**Entries shown:**

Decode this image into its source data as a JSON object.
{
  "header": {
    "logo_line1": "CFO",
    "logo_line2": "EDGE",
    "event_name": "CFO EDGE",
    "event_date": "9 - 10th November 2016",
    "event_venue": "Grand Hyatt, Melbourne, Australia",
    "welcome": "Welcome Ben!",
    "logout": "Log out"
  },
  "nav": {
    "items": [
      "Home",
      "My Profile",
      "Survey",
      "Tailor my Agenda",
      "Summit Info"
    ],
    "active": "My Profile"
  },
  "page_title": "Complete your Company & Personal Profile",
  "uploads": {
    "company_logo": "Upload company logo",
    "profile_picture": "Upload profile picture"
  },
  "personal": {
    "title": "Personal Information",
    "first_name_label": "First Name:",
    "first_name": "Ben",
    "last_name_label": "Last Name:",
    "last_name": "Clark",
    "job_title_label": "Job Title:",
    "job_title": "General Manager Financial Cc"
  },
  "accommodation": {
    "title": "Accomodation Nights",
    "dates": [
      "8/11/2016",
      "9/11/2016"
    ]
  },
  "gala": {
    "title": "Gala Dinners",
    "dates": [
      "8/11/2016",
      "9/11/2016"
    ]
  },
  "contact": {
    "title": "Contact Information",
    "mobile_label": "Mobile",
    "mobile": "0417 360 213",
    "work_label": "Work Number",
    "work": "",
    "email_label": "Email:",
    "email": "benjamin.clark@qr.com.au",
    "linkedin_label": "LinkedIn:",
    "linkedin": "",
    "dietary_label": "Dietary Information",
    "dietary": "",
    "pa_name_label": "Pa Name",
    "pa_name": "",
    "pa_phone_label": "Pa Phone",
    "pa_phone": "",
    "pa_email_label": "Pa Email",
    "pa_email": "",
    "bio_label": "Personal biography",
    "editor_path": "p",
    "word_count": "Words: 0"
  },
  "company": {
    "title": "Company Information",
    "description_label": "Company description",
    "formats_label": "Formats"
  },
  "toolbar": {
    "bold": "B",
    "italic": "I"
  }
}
* * *
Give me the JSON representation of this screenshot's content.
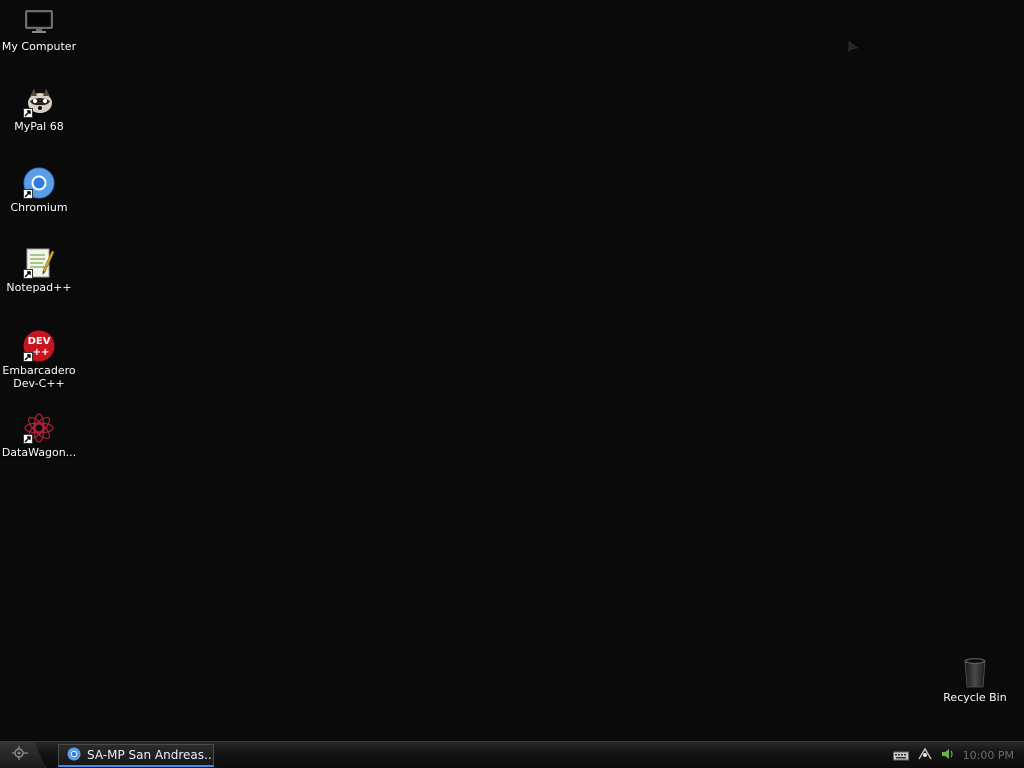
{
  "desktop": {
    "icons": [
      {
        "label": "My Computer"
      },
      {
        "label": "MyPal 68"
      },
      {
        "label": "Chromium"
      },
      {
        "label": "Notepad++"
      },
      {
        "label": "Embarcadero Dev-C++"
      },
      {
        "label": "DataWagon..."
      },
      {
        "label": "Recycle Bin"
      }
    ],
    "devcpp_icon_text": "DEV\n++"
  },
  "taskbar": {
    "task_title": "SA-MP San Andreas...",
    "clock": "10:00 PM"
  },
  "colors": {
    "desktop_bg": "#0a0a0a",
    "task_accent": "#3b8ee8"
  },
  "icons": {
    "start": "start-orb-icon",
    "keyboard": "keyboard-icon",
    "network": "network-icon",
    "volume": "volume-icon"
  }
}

**Stated problem:** Filter the entries above down to the lines containing the word "Information".

**Exercise response:**
    "title": "Personal Information",
    "title": "Contact Information",
    "dietary_label": "Dietary Information",
    "title": "Company Information",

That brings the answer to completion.